▸ Entries shown:

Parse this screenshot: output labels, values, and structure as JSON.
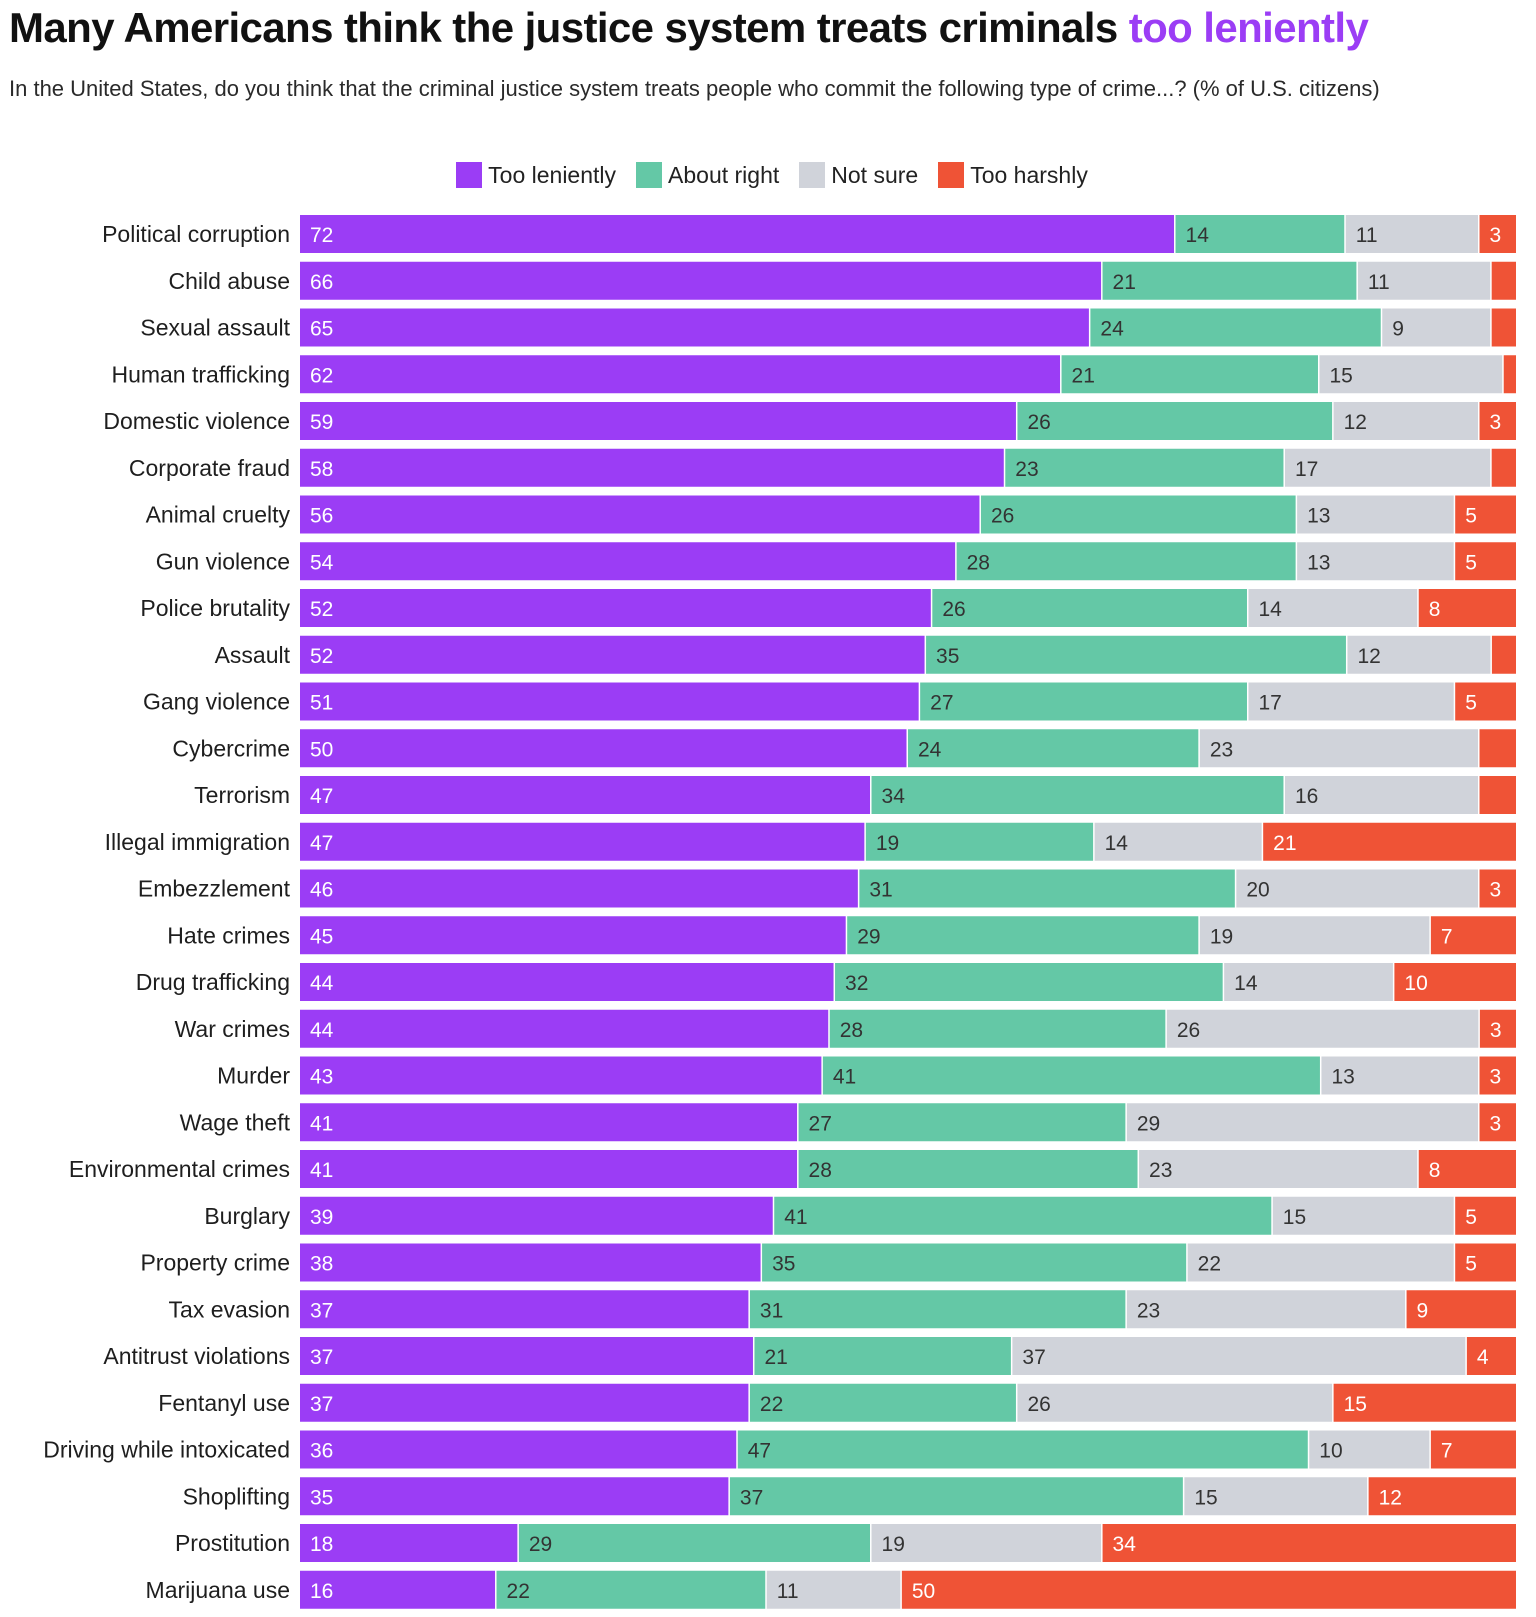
{
  "title": {
    "main": "Many Americans think the justice system treats criminals ",
    "highlight": "too leniently"
  },
  "subtitle": "In the United States, do you think that the criminal justice system treats people who commit the following type of crime...? (% of U.S. citizens)",
  "colors": {
    "title_highlight": "#9b3df5",
    "value_light": "#ffffff",
    "value_dark": "#333333"
  },
  "chart_data": {
    "type": "bar",
    "orientation": "horizontal",
    "stacked": true,
    "legend_position": "top-center",
    "grid": false,
    "categories": [
      "Political corruption",
      "Child abuse",
      "Sexual assault",
      "Human trafficking",
      "Domestic violence",
      "Corporate fraud",
      "Animal cruelty",
      "Gun violence",
      "Police brutality",
      "Assault",
      "Gang violence",
      "Cybercrime",
      "Terrorism",
      "Illegal immigration",
      "Embezzlement",
      "Hate crimes",
      "Drug trafficking",
      "War crimes",
      "Murder",
      "Wage theft",
      "Environmental crimes",
      "Burglary",
      "Property crime",
      "Tax evasion",
      "Antitrust violations",
      "Fentanyl use",
      "Driving while intoxicated",
      "Shoplifting",
      "Prostitution",
      "Marijuana use"
    ],
    "series": [
      {
        "name": "Too leniently",
        "color": "#9b3df5",
        "values": [
          72,
          66,
          65,
          62,
          59,
          58,
          56,
          54,
          52,
          52,
          51,
          50,
          47,
          47,
          46,
          45,
          44,
          44,
          43,
          41,
          41,
          39,
          38,
          37,
          37,
          37,
          36,
          35,
          18,
          16
        ],
        "labels": [
          "72",
          "66",
          "65",
          "62",
          "59",
          "58",
          "56",
          "54",
          "52",
          "52",
          "51",
          "50",
          "47",
          "47",
          "46",
          "45",
          "44",
          "44",
          "43",
          "41",
          "41",
          "39",
          "38",
          "37",
          "37",
          "37",
          "36",
          "35",
          "18",
          "16"
        ]
      },
      {
        "name": "About right",
        "color": "#64c8a6",
        "values": [
          14,
          21,
          24,
          21,
          26,
          23,
          26,
          28,
          26,
          35,
          27,
          24,
          34,
          19,
          31,
          29,
          32,
          28,
          41,
          27,
          28,
          41,
          35,
          31,
          21,
          22,
          47,
          37,
          29,
          22
        ],
        "labels": [
          "14",
          "21",
          "24",
          "21",
          "26",
          "23",
          "26",
          "28",
          "26",
          "35",
          "27",
          "24",
          "34",
          "19",
          "31",
          "29",
          "32",
          "28",
          "41",
          "27",
          "28",
          "41",
          "35",
          "31",
          "21",
          "22",
          "47",
          "37",
          "29",
          "22"
        ]
      },
      {
        "name": "Not sure",
        "color": "#d0d3da",
        "values": [
          11,
          11,
          9,
          15,
          12,
          17,
          13,
          13,
          14,
          12,
          17,
          23,
          16,
          14,
          20,
          19,
          14,
          26,
          13,
          29,
          23,
          15,
          22,
          23,
          37,
          26,
          10,
          15,
          19,
          11
        ],
        "labels": [
          "11",
          "11",
          "9",
          "15",
          "12",
          "17",
          "13",
          "13",
          "14",
          "12",
          "17",
          "23",
          "16",
          "14",
          "20",
          "19",
          "14",
          "26",
          "13",
          "29",
          "23",
          "15",
          "22",
          "23",
          "37",
          "26",
          "10",
          "15",
          "19",
          "11"
        ]
      },
      {
        "name": "Too harshly",
        "color": "#ef5336",
        "values": [
          3,
          2,
          2,
          1,
          3,
          2,
          5,
          5,
          8,
          2,
          5,
          3,
          3,
          21,
          3,
          7,
          10,
          3,
          3,
          3,
          8,
          5,
          5,
          9,
          4,
          15,
          7,
          12,
          34,
          50
        ],
        "labels": [
          "3",
          "",
          "",
          "",
          "3",
          "",
          "5",
          "5",
          "8",
          "",
          "5",
          "",
          "",
          "21",
          "3",
          "7",
          "10",
          "3",
          "3",
          "3",
          "8",
          "5",
          "5",
          "9",
          "4",
          "15",
          "7",
          "12",
          "34",
          "50"
        ]
      }
    ]
  }
}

▸ Work to be completed: Leave out the pictures and output every record above precisely as given.

▸ Exercise response:
Parse this screenshot: output labels, values, and structure as JSON.
{
  "title": {
    "main": "Many Americans think the justice system treats criminals ",
    "highlight": "too leniently"
  },
  "subtitle": "In the United States, do you think that the criminal justice system treats people who commit the following type of crime...? (% of U.S. citizens)",
  "colors": {
    "title_highlight": "#9b3df5",
    "value_light": "#ffffff",
    "value_dark": "#333333"
  },
  "chart_data": {
    "type": "bar",
    "orientation": "horizontal",
    "stacked": true,
    "legend_position": "top-center",
    "grid": false,
    "categories": [
      "Political corruption",
      "Child abuse",
      "Sexual assault",
      "Human trafficking",
      "Domestic violence",
      "Corporate fraud",
      "Animal cruelty",
      "Gun violence",
      "Police brutality",
      "Assault",
      "Gang violence",
      "Cybercrime",
      "Terrorism",
      "Illegal immigration",
      "Embezzlement",
      "Hate crimes",
      "Drug trafficking",
      "War crimes",
      "Murder",
      "Wage theft",
      "Environmental crimes",
      "Burglary",
      "Property crime",
      "Tax evasion",
      "Antitrust violations",
      "Fentanyl use",
      "Driving while intoxicated",
      "Shoplifting",
      "Prostitution",
      "Marijuana use"
    ],
    "series": [
      {
        "name": "Too leniently",
        "color": "#9b3df5",
        "values": [
          72,
          66,
          65,
          62,
          59,
          58,
          56,
          54,
          52,
          52,
          51,
          50,
          47,
          47,
          46,
          45,
          44,
          44,
          43,
          41,
          41,
          39,
          38,
          37,
          37,
          37,
          36,
          35,
          18,
          16
        ],
        "labels": [
          "72",
          "66",
          "65",
          "62",
          "59",
          "58",
          "56",
          "54",
          "52",
          "52",
          "51",
          "50",
          "47",
          "47",
          "46",
          "45",
          "44",
          "44",
          "43",
          "41",
          "41",
          "39",
          "38",
          "37",
          "37",
          "37",
          "36",
          "35",
          "18",
          "16"
        ]
      },
      {
        "name": "About right",
        "color": "#64c8a6",
        "values": [
          14,
          21,
          24,
          21,
          26,
          23,
          26,
          28,
          26,
          35,
          27,
          24,
          34,
          19,
          31,
          29,
          32,
          28,
          41,
          27,
          28,
          41,
          35,
          31,
          21,
          22,
          47,
          37,
          29,
          22
        ],
        "labels": [
          "14",
          "21",
          "24",
          "21",
          "26",
          "23",
          "26",
          "28",
          "26",
          "35",
          "27",
          "24",
          "34",
          "19",
          "31",
          "29",
          "32",
          "28",
          "41",
          "27",
          "28",
          "41",
          "35",
          "31",
          "21",
          "22",
          "47",
          "37",
          "29",
          "22"
        ]
      },
      {
        "name": "Not sure",
        "color": "#d0d3da",
        "values": [
          11,
          11,
          9,
          15,
          12,
          17,
          13,
          13,
          14,
          12,
          17,
          23,
          16,
          14,
          20,
          19,
          14,
          26,
          13,
          29,
          23,
          15,
          22,
          23,
          37,
          26,
          10,
          15,
          19,
          11
        ],
        "labels": [
          "11",
          "11",
          "9",
          "15",
          "12",
          "17",
          "13",
          "13",
          "14",
          "12",
          "17",
          "23",
          "16",
          "14",
          "20",
          "19",
          "14",
          "26",
          "13",
          "29",
          "23",
          "15",
          "22",
          "23",
          "37",
          "26",
          "10",
          "15",
          "19",
          "11"
        ]
      },
      {
        "name": "Too harshly",
        "color": "#ef5336",
        "values": [
          3,
          2,
          2,
          1,
          3,
          2,
          5,
          5,
          8,
          2,
          5,
          3,
          3,
          21,
          3,
          7,
          10,
          3,
          3,
          3,
          8,
          5,
          5,
          9,
          4,
          15,
          7,
          12,
          34,
          50
        ],
        "labels": [
          "3",
          "",
          "",
          "",
          "3",
          "",
          "5",
          "5",
          "8",
          "",
          "5",
          "",
          "",
          "21",
          "3",
          "7",
          "10",
          "3",
          "3",
          "3",
          "8",
          "5",
          "5",
          "9",
          "4",
          "15",
          "7",
          "12",
          "34",
          "50"
        ]
      }
    ]
  }
}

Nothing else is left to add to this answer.